▶ [Do this] Copy the entries between the lines holding "data-label: 55 [441,876,455,891]" and "data-label: 35 [92,916,107,931]", inclusive, reproducing each line without any change.
────────────────────
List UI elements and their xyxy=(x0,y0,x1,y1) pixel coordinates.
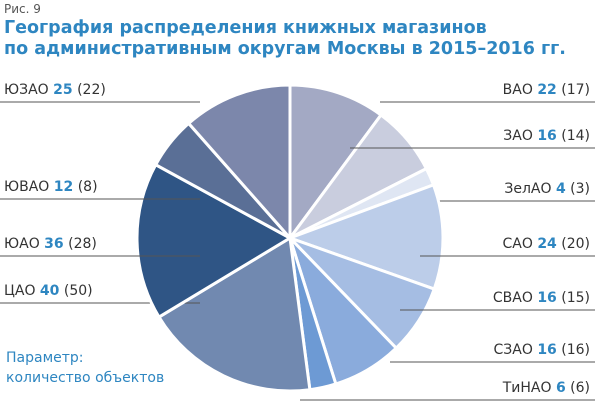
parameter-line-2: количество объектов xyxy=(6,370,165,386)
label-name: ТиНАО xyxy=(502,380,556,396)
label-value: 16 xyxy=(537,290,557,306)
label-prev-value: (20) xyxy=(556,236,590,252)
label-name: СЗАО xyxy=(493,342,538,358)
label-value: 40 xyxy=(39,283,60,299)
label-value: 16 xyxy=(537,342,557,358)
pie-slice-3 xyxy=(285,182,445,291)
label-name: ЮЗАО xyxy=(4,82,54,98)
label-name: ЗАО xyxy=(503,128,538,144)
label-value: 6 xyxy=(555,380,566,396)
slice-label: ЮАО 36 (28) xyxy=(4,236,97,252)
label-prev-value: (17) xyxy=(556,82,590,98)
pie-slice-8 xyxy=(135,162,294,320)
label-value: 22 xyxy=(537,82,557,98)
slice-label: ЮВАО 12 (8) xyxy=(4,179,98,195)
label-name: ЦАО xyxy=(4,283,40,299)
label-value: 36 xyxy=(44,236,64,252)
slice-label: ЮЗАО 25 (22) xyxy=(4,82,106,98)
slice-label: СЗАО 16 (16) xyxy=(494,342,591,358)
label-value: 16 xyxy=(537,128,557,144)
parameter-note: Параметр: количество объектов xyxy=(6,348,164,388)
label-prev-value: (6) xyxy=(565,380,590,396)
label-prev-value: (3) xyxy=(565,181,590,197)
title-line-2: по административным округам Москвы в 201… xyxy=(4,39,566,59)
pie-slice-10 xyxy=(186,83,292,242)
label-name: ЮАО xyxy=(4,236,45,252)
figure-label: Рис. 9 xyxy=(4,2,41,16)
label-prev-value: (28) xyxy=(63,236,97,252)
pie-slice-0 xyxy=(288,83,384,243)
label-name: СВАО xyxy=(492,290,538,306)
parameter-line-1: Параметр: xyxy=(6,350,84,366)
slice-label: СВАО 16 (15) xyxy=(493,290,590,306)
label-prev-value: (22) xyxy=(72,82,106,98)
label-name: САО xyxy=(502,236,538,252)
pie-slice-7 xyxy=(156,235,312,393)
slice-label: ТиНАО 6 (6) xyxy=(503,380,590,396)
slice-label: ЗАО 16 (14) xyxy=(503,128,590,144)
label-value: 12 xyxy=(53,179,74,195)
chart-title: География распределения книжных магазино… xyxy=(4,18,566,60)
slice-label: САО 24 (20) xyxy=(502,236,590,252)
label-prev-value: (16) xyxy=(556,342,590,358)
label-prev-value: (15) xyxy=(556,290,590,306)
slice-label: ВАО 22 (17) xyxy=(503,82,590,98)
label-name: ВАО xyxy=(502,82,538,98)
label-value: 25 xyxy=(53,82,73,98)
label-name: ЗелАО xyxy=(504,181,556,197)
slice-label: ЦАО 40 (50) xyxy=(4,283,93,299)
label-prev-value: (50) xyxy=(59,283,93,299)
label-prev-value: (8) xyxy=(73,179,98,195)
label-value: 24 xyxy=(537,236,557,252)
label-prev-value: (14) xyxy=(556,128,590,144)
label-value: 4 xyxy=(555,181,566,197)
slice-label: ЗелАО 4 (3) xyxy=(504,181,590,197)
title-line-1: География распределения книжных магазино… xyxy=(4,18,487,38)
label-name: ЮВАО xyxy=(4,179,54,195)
────────────────────
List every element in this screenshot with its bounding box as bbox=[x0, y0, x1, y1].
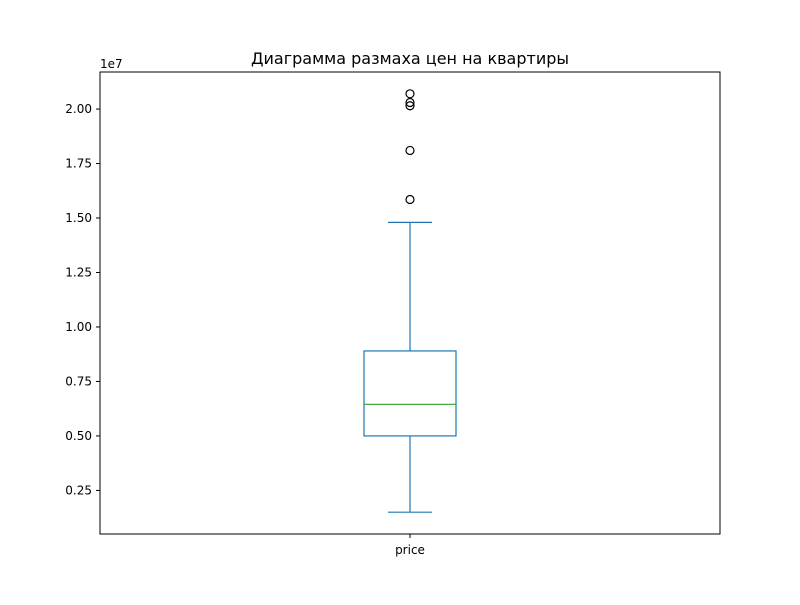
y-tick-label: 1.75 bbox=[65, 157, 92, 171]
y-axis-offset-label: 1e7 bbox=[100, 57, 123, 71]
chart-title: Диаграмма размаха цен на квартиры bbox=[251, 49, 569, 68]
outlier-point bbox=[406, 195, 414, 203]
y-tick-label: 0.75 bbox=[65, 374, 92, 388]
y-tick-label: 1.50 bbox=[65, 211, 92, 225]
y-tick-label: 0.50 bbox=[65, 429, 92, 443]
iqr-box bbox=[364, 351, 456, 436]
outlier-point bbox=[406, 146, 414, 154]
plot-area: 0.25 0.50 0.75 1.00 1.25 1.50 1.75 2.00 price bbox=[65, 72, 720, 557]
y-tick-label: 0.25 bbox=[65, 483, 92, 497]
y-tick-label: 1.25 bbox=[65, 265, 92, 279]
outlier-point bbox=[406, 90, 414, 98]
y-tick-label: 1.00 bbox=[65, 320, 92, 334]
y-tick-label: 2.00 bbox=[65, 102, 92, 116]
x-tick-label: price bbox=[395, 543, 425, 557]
────────────────────
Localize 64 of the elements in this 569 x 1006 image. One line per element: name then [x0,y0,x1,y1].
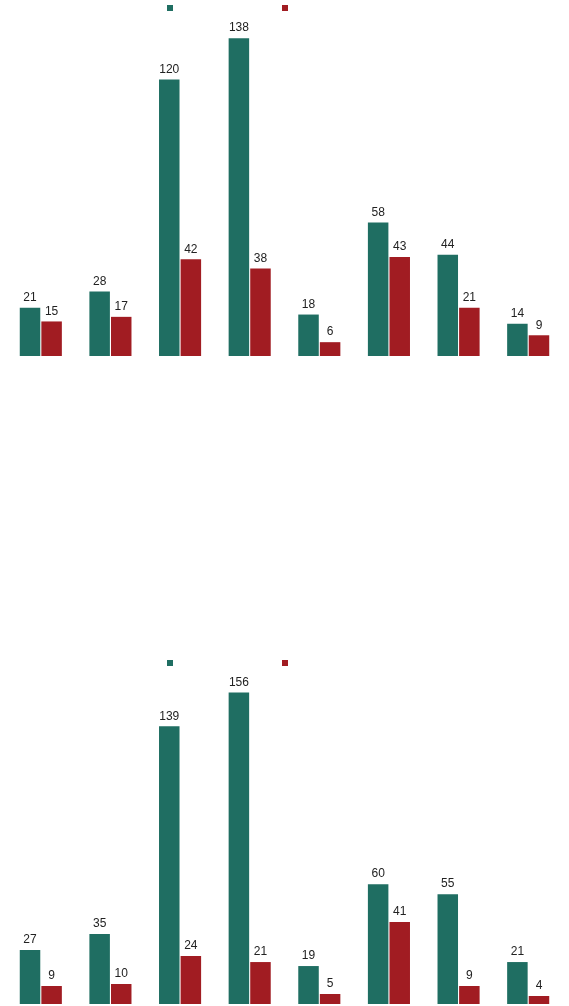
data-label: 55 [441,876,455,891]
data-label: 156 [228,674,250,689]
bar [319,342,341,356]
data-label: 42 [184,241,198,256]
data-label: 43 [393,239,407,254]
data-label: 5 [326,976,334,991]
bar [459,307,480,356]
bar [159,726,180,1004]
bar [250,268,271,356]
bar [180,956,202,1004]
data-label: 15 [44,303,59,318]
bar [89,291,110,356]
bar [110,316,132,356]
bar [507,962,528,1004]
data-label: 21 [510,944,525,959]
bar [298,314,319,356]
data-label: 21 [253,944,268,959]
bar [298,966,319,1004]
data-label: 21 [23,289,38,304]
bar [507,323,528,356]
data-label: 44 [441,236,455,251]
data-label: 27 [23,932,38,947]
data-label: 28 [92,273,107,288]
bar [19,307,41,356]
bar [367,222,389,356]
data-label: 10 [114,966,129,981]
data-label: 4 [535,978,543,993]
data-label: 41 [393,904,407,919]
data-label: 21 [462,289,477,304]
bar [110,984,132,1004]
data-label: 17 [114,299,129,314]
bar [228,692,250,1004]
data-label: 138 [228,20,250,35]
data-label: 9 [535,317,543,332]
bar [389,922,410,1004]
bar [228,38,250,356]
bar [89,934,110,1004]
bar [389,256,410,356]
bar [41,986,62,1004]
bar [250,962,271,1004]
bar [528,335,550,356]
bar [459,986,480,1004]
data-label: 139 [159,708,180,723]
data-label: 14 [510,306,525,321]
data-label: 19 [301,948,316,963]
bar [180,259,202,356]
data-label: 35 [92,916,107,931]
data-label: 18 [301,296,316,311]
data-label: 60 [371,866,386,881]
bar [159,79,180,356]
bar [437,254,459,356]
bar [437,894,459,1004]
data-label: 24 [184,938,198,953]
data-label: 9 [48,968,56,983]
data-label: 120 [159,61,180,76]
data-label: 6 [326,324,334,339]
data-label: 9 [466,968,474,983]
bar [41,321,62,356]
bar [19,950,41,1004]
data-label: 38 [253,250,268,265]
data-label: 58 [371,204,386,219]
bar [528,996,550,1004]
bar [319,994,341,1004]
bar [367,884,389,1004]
────────────────────
▶ [Exercise solution]
data-label: 55 [441,876,455,891]
data-label: 156 [228,674,250,689]
bar [319,342,341,356]
data-label: 42 [184,241,198,256]
data-label: 43 [393,239,407,254]
data-label: 5 [326,976,334,991]
bar [459,307,480,356]
bar [159,726,180,1004]
bar [250,268,271,356]
bar [180,956,202,1004]
data-label: 15 [44,303,59,318]
bar [89,291,110,356]
bar [110,316,132,356]
bar [507,962,528,1004]
data-label: 21 [510,944,525,959]
bar [298,314,319,356]
data-label: 21 [253,944,268,959]
bar [298,966,319,1004]
data-label: 21 [23,289,38,304]
bar [507,323,528,356]
data-label: 44 [441,236,455,251]
data-label: 27 [23,932,38,947]
data-label: 28 [92,273,107,288]
bar [19,307,41,356]
bar [367,222,389,356]
data-label: 10 [114,966,129,981]
data-label: 4 [535,978,543,993]
data-label: 41 [393,904,407,919]
data-label: 21 [462,289,477,304]
bar [110,984,132,1004]
data-label: 17 [114,299,129,314]
bar [228,692,250,1004]
data-label: 138 [228,20,250,35]
data-label: 9 [535,317,543,332]
bar [389,922,410,1004]
bar [228,38,250,356]
bar [89,934,110,1004]
bar [389,256,410,356]
bar [41,986,62,1004]
bar [250,962,271,1004]
bar [528,335,550,356]
bar [459,986,480,1004]
data-label: 139 [159,708,180,723]
data-label: 14 [510,306,525,321]
data-label: 19 [301,948,316,963]
bar [180,259,202,356]
data-label: 35 [92,916,107,931]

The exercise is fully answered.